**Raw records**
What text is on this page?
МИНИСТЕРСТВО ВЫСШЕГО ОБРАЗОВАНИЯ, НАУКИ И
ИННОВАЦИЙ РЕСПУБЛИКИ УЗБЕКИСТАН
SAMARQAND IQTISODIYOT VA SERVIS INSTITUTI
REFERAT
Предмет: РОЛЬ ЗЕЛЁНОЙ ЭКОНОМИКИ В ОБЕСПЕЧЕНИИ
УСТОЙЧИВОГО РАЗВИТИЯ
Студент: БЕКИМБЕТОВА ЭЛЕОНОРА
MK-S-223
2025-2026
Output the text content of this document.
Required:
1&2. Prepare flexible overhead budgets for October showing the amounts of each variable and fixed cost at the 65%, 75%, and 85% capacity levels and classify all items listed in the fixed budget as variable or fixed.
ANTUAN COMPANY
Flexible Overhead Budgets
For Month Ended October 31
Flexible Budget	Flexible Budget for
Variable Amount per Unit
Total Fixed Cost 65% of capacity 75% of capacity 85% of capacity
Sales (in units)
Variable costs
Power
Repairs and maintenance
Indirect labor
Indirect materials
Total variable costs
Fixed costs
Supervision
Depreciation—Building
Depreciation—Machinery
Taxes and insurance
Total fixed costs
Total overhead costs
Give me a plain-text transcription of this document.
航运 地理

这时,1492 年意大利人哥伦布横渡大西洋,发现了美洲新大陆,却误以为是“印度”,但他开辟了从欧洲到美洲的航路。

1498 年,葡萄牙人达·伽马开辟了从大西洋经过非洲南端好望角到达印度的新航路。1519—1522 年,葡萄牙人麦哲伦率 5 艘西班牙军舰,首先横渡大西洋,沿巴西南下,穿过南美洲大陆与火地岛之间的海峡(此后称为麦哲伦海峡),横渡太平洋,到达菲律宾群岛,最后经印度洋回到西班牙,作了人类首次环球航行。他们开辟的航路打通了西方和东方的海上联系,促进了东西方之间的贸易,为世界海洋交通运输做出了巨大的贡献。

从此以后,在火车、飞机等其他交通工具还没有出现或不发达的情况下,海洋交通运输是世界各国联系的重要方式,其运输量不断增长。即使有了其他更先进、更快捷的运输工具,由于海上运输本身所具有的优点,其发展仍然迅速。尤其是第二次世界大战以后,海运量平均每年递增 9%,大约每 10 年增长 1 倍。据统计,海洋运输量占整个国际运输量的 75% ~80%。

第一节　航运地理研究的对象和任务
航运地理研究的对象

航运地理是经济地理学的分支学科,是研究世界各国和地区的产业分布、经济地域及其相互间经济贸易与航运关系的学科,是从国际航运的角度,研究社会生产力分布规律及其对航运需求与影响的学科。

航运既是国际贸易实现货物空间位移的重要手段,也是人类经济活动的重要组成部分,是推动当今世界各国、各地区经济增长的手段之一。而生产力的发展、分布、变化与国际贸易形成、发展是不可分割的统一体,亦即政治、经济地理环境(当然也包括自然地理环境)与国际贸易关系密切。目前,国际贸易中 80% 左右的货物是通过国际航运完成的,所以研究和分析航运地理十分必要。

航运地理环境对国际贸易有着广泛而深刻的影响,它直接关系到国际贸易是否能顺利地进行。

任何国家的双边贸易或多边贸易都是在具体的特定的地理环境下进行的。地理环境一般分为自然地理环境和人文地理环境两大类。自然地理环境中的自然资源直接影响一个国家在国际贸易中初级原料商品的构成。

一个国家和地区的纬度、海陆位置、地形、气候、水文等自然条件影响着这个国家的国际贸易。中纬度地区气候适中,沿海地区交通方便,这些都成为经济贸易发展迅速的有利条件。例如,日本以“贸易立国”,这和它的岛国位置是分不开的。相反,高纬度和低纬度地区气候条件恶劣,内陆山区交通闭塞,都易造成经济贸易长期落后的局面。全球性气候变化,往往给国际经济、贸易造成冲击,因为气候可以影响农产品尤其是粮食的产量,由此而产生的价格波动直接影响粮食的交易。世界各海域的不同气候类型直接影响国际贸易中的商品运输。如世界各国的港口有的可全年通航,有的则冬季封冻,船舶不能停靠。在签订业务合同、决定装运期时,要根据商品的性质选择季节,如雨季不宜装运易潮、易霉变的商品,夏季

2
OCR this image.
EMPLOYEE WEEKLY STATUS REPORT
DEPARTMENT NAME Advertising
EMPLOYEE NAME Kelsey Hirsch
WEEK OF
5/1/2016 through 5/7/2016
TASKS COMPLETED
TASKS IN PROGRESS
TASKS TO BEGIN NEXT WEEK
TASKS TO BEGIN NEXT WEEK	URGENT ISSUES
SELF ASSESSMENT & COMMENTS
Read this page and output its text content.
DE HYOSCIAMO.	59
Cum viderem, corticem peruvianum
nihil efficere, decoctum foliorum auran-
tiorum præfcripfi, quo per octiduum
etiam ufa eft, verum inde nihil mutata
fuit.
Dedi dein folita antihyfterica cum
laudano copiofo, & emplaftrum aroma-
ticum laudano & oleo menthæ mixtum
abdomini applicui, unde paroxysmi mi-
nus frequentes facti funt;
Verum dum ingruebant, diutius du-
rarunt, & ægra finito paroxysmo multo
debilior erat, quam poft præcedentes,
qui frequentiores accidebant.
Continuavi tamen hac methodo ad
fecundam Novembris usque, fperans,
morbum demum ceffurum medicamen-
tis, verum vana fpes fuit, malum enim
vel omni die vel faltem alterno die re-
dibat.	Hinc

**Work to be completed**
Give the listing above again, word for word.

**The output**
What text is on this page?
МИНИСТЕРСТВО ВЫСШЕГО ОБРАЗОВАНИЯ, НАУКИ И
ИННОВАЦИЙ РЕСПУБЛИКИ УЗБЕКИСТАН
SAMARQAND IQTISODIYOT VA SERVIS INSTITUTI
REFERAT
Предмет: РОЛЬ ЗЕЛЁНОЙ ЭКОНОМИКИ В ОБЕСПЕЧЕНИИ
УСТОЙЧИВОГО РАЗВИТИЯ
Студент: БЕКИМБЕТОВА ЭЛЕОНОРА
MK-S-223
2025-2026
Output the text content of this document.
Required:
1&2. Prepare flexible overhead budgets for October showing the amounts of each variable and fixed cost at the 65%, 75%, and 85% capacity levels and classify all items listed in the fixed budget as variable or fixed.
ANTUAN COMPANY
Flexible Overhead Budgets
For Month Ended October 31
Flexible Budget	Flexible Budget for
Variable Amount per Unit
Total Fixed Cost 65% of capacity 75% of capacity 85% of capacity
Sales (in units)
Variable costs
Power
Repairs and maintenance
Indirect labor
Indirect materials
Total variable costs
Fixed costs
Supervision
Depreciation—Building
Depreciation—Machinery
Taxes and insurance
Total fixed costs
Total overhead costs
Give me a plain-text transcription of this document.
航运 地理

这时,1492 年意大利人哥伦布横渡大西洋,发现了美洲新大陆,却误以为是“印度”,但他开辟了从欧洲到美洲的航路。

1498 年,葡萄牙人达·伽马开辟了从大西洋经过非洲南端好望角到达印度的新航路。1519—1522 年,葡萄牙人麦哲伦率 5 艘西班牙军舰,首先横渡大西洋,沿巴西南下,穿过南美洲大陆与火地岛之间的海峡(此后称为麦哲伦海峡),横渡太平洋,到达菲律宾群岛,最后经印度洋回到西班牙,作了人类首次环球航行。他们开辟的航路打通了西方和东方的海上联系,促进了东西方之间的贸易,为世界海洋交通运输做出了巨大的贡献。

从此以后,在火车、飞机等其他交通工具还没有出现或不发达的情况下,海洋交通运输是世界各国联系的重要方式,其运输量不断增长。即使有了其他更先进、更快捷的运输工具,由于海上运输本身所具有的优点,其发展仍然迅速。尤其是第二次世界大战以后,海运量平均每年递增 9%,大约每 10 年增长 1 倍。据统计,海洋运输量占整个国际运输量的 75% ~80%。

第一节　航运地理研究的对象和任务
航运地理研究的对象

航运地理是经济地理学的分支学科,是研究世界各国和地区的产业分布、经济地域及其相互间经济贸易与航运关系的学科,是从国际航运的角度,研究社会生产力分布规律及其对航运需求与影响的学科。

航运既是国际贸易实现货物空间位移的重要手段,也是人类经济活动的重要组成部分,是推动当今世界各国、各地区经济增长的手段之一。而生产力的发展、分布、变化与国际贸易形成、发展是不可分割的统一体,亦即政治、经济地理环境(当然也包括自然地理环境)与国际贸易关系密切。目前,国际贸易中 80% 左右的货物是通过国际航运完成的,所以研究和分析航运地理十分必要。

航运地理环境对国际贸易有着广泛而深刻的影响,它直接关系到国际贸易是否能顺利地进行。

任何国家的双边贸易或多边贸易都是在具体的特定的地理环境下进行的。地理环境一般分为自然地理环境和人文地理环境两大类。自然地理环境中的自然资源直接影响一个国家在国际贸易中初级原料商品的构成。

一个国家和地区的纬度、海陆位置、地形、气候、水文等自然条件影响着这个国家的国际贸易。中纬度地区气候适中,沿海地区交通方便,这些都成为经济贸易发展迅速的有利条件。例如,日本以“贸易立国”,这和它的岛国位置是分不开的。相反,高纬度和低纬度地区气候条件恶劣,内陆山区交通闭塞,都易造成经济贸易长期落后的局面。全球性气候变化,往往给国际经济、贸易造成冲击,因为气候可以影响农产品尤其是粮食的产量,由此而产生的价格波动直接影响粮食的交易。世界各海域的不同气候类型直接影响国际贸易中的商品运输。如世界各国的港口有的可全年通航,有的则冬季封冻,船舶不能停靠。在签订业务合同、决定装运期时,要根据商品的性质选择季节,如雨季不宜装运易潮、易霉变的商品,夏季

2
OCR this image.
EMPLOYEE WEEKLY STATUS REPORT
DEPARTMENT NAME Advertising
EMPLOYEE NAME Kelsey Hirsch
WEEK OF
5/1/2016 through 5/7/2016
TASKS COMPLETED
TASKS IN PROGRESS
TASKS TO BEGIN NEXT WEEK
TASKS TO BEGIN NEXT WEEK	URGENT ISSUES
SELF ASSESSMENT & COMMENTS
Read this page and output its text content.
DE HYOSCIAMO.	59
Cum viderem, corticem peruvianum
nihil efficere, decoctum foliorum auran-
tiorum præfcripfi, quo per octiduum
etiam ufa eft, verum inde nihil mutata
fuit.
Dedi dein folita antihyfterica cum
laudano copiofo, & emplaftrum aroma-
ticum laudano & oleo menthæ mixtum
abdomini applicui, unde paroxysmi mi-
nus frequentes facti funt;
Verum dum ingruebant, diutius du-
rarunt, & ægra finito paroxysmo multo
debilior erat, quam poft præcedentes,
qui frequentiores accidebant.
Continuavi tamen hac methodo ad
fecundam Novembris usque, fperans,
morbum demum ceffurum medicamen-
tis, verum vana fpes fuit, malum enim
vel omni die vel faltem alterno die re-
dibat.	Hinc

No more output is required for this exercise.